> [Problem statement]:
Rewrite every line of the records below, swapping each occurrence of "Tropical storm" for "Tropical Storm" and leaving everything else unchanged.

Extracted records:
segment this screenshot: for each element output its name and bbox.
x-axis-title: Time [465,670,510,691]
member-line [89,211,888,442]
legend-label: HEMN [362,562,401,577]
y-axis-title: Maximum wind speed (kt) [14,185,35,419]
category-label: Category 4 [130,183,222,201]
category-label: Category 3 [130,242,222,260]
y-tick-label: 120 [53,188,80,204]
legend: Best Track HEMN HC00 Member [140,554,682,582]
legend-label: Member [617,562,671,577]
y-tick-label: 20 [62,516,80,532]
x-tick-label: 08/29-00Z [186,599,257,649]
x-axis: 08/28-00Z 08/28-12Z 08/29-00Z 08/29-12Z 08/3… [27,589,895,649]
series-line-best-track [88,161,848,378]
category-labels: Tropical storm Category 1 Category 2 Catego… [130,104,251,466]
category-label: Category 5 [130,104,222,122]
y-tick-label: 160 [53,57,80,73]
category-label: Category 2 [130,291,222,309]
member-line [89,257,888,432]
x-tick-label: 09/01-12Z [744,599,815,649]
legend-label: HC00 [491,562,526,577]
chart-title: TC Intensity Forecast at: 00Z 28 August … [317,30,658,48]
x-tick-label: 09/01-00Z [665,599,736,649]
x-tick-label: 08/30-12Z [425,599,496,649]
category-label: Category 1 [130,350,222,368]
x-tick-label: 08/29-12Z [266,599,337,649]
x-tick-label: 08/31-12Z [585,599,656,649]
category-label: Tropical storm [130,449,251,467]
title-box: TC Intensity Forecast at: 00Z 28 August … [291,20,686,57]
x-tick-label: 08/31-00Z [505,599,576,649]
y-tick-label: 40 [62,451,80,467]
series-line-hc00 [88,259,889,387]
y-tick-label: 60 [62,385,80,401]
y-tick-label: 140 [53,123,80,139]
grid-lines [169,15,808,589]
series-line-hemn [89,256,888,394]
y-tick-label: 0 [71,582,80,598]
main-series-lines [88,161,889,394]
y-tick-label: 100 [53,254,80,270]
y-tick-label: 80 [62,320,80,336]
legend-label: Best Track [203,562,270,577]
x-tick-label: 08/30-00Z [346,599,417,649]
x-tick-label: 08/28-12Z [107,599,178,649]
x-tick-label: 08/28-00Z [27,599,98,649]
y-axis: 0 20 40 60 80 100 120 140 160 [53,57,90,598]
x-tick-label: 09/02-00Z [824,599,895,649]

> [Task solution]:
segment this screenshot: for each element output its name and bbox.
x-axis-title: Time [465,670,510,691]
member-line [89,211,888,442]
legend-label: HEMN [362,562,401,577]
y-axis-title: Maximum wind speed (kt) [14,185,35,419]
category-label: Category 4 [130,183,222,201]
category-label: Category 3 [130,242,222,260]
y-tick-label: 120 [53,188,80,204]
legend: Best Track HEMN HC00 Member [140,554,682,582]
legend-label: Member [617,562,671,577]
y-tick-label: 20 [62,516,80,532]
x-tick-label: 08/29-00Z [186,599,257,649]
x-axis: 08/28-00Z 08/28-12Z 08/29-00Z 08/29-12Z 08/3… [27,589,895,649]
series-line-best-track [88,161,848,378]
category-labels: Tropical Storm Category 1 Category 2 Catego… [130,104,251,466]
category-label: Category 5 [130,104,222,122]
y-tick-label: 160 [53,57,80,73]
category-label: Category 2 [130,291,222,309]
member-line [89,257,888,432]
x-tick-label: 09/01-12Z [744,599,815,649]
legend-label: HC00 [491,562,526,577]
chart-title: TC Intensity Forecast at: 00Z 28 August … [317,30,658,48]
x-tick-label: 09/01-00Z [665,599,736,649]
x-tick-label: 08/30-12Z [425,599,496,649]
category-label: Category 1 [130,350,222,368]
x-tick-label: 08/29-12Z [266,599,337,649]
x-tick-label: 08/31-12Z [585,599,656,649]
category-label: Tropical Storm [130,449,251,467]
title-box: TC Intensity Forecast at: 00Z 28 August … [291,20,686,57]
x-tick-label: 08/31-00Z [505,599,576,649]
y-tick-label: 40 [62,451,80,467]
series-line-hc00 [88,259,889,387]
y-tick-label: 60 [62,385,80,401]
y-tick-label: 140 [53,123,80,139]
grid-lines [169,15,808,589]
series-line-hemn [89,256,888,394]
y-tick-label: 0 [71,582,80,598]
main-series-lines [88,161,889,394]
y-tick-label: 100 [53,254,80,270]
y-tick-label: 80 [62,320,80,336]
legend-label: Best Track [203,562,270,577]
x-tick-label: 08/30-00Z [346,599,417,649]
x-tick-label: 08/28-12Z [107,599,178,649]
x-tick-label: 08/28-00Z [27,599,98,649]
y-axis: 0 20 40 60 80 100 120 140 160 [53,57,90,598]
x-tick-label: 09/02-00Z [824,599,895,649]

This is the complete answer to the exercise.